*DATA SUPPLIED:*

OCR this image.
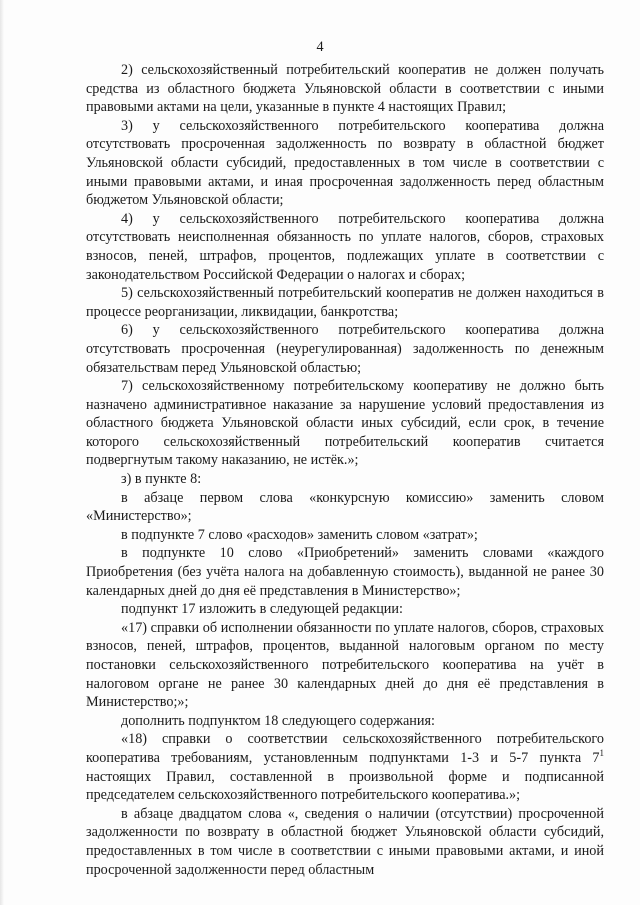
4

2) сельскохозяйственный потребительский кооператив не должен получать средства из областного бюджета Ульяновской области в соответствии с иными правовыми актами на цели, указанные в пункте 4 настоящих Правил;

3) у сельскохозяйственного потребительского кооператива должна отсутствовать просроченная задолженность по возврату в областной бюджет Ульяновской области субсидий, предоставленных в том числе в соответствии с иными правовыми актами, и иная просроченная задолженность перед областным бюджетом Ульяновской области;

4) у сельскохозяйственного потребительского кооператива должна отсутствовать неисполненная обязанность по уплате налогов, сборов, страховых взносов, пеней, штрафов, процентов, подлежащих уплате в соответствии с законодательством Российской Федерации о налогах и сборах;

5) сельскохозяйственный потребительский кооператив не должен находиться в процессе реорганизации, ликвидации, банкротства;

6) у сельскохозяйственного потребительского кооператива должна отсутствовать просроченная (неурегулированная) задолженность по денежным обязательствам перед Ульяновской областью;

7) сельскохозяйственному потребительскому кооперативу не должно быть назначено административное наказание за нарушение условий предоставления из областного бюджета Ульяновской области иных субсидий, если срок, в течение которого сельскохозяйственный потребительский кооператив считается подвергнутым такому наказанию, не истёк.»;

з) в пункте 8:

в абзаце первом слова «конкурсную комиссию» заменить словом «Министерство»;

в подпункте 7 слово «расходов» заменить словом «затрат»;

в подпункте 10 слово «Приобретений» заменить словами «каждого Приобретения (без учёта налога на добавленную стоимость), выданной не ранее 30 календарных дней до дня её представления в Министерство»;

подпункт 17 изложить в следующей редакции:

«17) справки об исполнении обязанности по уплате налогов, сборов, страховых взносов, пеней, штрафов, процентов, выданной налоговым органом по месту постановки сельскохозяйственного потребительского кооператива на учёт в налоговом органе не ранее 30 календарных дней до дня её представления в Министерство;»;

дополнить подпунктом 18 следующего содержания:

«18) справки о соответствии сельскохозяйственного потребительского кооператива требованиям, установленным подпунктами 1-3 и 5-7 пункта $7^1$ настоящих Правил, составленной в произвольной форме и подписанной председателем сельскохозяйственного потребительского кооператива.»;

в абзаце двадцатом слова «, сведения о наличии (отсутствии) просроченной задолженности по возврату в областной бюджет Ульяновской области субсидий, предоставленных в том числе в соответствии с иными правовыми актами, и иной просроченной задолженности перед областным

*WHAT TO DO:*
Except for the pictures, give all the material above again verbatim.

*SOLUTION BELOW:*
OCR this image.
4

2) сельскохозяйственный потребительский кооператив не должен получать средства из областного бюджета Ульяновской области в соответствии с иными правовыми актами на цели, указанные в пункте 4 настоящих Правил;

3) у сельскохозяйственного потребительского кооператива должна отсутствовать просроченная задолженность по возврату в областной бюджет Ульяновской области субсидий, предоставленных в том числе в соответствии с иными правовыми актами, и иная просроченная задолженность перед областным бюджетом Ульяновской области;

4) у сельскохозяйственного потребительского кооператива должна отсутствовать неисполненная обязанность по уплате налогов, сборов, страховых взносов, пеней, штрафов, процентов, подлежащих уплате в соответствии с законодательством Российской Федерации о налогах и сборах;

5) сельскохозяйственный потребительский кооператив не должен находиться в процессе реорганизации, ликвидации, банкротства;

6) у сельскохозяйственного потребительского кооператива должна отсутствовать просроченная (неурегулированная) задолженность по денежным обязательствам перед Ульяновской областью;

7) сельскохозяйственному потребительскому кооперативу не должно быть назначено административное наказание за нарушение условий предоставления из областного бюджета Ульяновской области иных субсидий, если срок, в течение которого сельскохозяйственный потребительский кооператив считается подвергнутым такому наказанию, не истёк.»;

з) в пункте 8:

в абзаце первом слова «конкурсную комиссию» заменить словом «Министерство»;

в подпункте 7 слово «расходов» заменить словом «затрат»;

в подпункте 10 слово «Приобретений» заменить словами «каждого Приобретения (без учёта налога на добавленную стоимость), выданной не ранее 30 календарных дней до дня её представления в Министерство»;

подпункт 17 изложить в следующей редакции:

«17) справки об исполнении обязанности по уплате налогов, сборов, страховых взносов, пеней, штрафов, процентов, выданной налоговым органом по месту постановки сельскохозяйственного потребительского кооператива на учёт в налоговом органе не ранее 30 календарных дней до дня её представления в Министерство;»;

дополнить подпунктом 18 следующего содержания:

«18) справки о соответствии сельскохозяйственного потребительского кооператива требованиям, установленным подпунктами 1-3 и 5-7 пункта $7^1$ настоящих Правил, составленной в произвольной форме и подписанной председателем сельскохозяйственного потребительского кооператива.»;

в абзаце двадцатом слова «, сведения о наличии (отсутствии) просроченной задолженности по возврату в областной бюджет Ульяновской области субсидий, предоставленных в том числе в соответствии с иными правовыми актами, и иной просроченной задолженности перед областным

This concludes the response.